#### WRITTEN REQUEST
Every line that holds the string "Frequency" is to be identified and copied.

#### MATERIAL PROVIDED
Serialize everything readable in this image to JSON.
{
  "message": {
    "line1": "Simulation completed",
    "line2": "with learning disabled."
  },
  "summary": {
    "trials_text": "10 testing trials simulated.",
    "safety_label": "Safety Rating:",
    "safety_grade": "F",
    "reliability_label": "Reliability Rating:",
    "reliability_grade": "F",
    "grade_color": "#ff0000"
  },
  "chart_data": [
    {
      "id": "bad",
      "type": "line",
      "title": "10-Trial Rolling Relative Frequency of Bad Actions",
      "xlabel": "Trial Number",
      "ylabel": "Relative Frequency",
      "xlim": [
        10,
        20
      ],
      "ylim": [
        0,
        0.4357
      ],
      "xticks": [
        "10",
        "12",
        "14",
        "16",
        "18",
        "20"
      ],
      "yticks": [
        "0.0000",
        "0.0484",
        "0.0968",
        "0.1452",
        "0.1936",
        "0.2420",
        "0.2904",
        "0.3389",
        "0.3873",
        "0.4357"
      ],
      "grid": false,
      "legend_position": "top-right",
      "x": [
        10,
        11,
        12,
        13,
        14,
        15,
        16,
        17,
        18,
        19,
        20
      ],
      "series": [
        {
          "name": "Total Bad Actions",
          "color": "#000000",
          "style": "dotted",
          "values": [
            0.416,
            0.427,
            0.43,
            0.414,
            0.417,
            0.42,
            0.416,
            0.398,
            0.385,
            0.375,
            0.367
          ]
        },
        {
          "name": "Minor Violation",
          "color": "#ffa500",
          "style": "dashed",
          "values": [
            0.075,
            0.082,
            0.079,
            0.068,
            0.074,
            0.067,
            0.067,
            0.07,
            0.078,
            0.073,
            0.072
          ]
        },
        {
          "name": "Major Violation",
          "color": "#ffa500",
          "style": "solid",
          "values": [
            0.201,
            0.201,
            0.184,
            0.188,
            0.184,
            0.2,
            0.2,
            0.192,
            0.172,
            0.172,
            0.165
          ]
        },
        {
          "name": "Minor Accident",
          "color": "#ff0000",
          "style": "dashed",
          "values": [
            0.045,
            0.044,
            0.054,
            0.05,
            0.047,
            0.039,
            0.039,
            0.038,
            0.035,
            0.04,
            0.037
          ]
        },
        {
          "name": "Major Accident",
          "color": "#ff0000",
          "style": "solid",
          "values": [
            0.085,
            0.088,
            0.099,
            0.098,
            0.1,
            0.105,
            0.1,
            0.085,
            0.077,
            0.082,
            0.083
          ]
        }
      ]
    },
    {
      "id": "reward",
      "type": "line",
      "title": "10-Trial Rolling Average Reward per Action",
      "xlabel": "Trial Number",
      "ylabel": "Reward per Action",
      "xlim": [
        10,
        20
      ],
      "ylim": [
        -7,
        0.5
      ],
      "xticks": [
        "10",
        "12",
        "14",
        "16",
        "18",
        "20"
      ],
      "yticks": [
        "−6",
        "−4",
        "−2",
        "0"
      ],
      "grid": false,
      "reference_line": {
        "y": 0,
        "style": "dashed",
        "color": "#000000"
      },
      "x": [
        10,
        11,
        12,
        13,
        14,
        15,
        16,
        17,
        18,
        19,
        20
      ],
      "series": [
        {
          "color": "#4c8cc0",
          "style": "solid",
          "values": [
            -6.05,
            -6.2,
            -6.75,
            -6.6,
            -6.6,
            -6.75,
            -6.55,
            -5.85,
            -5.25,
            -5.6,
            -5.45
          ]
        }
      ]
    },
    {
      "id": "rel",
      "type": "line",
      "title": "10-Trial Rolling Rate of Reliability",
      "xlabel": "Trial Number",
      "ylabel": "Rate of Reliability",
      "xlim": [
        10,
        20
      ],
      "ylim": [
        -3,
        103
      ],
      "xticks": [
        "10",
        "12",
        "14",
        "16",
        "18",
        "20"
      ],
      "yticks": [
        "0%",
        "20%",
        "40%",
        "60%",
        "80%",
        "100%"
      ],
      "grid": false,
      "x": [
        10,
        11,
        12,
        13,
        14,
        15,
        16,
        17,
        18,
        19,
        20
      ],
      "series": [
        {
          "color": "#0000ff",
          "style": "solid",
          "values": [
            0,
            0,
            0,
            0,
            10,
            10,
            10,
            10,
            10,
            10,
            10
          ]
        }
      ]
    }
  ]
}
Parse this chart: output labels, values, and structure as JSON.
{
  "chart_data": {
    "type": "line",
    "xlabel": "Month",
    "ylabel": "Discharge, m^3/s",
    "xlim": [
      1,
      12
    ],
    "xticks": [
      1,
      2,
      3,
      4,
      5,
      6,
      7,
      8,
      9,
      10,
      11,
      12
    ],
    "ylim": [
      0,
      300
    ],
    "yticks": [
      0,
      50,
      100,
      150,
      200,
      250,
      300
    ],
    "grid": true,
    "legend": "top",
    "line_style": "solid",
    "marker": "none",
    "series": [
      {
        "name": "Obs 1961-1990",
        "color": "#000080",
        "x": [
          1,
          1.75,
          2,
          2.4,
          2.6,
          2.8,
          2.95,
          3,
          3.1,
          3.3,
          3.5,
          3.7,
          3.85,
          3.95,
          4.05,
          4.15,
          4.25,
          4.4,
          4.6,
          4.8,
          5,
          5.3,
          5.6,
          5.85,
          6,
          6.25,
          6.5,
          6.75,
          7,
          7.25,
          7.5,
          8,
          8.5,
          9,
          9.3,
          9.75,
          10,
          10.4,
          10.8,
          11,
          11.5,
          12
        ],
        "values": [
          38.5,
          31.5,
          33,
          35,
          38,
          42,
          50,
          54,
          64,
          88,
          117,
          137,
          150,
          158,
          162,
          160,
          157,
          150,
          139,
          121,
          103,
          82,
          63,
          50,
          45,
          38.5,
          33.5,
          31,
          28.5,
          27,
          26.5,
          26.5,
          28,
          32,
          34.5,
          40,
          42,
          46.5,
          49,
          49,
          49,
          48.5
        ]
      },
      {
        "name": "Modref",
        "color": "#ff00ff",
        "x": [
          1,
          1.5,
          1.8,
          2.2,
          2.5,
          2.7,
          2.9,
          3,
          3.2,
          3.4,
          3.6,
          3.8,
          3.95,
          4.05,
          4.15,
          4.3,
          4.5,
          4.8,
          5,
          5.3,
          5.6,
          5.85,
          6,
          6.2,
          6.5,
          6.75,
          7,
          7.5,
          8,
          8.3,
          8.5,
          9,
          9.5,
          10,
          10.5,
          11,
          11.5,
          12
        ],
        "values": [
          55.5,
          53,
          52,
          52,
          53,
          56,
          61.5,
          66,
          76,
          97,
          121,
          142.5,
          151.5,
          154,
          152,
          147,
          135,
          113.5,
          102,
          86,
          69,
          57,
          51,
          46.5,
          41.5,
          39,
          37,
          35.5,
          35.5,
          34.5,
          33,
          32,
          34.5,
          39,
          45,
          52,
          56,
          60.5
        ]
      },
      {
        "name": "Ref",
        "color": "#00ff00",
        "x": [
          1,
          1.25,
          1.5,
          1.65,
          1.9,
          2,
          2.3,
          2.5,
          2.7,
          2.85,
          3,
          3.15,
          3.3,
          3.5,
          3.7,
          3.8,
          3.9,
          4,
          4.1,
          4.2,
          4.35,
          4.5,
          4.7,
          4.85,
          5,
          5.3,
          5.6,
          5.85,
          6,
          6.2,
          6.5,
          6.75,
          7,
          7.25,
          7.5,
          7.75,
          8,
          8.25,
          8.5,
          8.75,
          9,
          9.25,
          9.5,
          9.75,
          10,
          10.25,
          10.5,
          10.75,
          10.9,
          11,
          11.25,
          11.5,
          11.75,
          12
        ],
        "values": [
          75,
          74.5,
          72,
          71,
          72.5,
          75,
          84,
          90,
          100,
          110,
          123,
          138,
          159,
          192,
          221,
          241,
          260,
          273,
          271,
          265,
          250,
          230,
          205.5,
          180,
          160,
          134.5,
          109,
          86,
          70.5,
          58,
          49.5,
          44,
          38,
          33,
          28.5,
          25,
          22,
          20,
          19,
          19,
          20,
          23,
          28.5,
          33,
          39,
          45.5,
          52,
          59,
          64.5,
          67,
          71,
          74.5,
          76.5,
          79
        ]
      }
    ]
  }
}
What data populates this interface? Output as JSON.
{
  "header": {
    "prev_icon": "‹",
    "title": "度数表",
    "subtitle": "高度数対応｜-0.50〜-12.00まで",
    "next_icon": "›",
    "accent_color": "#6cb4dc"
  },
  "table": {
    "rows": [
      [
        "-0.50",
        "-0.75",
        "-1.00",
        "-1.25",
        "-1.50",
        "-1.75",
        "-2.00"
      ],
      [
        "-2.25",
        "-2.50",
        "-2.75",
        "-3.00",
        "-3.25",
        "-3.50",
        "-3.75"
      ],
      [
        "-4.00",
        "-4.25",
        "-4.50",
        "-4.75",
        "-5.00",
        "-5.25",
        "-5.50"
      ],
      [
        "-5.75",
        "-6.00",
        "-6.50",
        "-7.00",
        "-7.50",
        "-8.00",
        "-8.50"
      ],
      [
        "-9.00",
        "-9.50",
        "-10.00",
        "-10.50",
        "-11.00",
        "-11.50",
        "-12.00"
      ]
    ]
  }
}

#### RESULT OF THIS EXERCISE
      "title": "10-Trial Rolling Relative Frequency of Bad Actions",
      "ylabel": "Relative Frequency",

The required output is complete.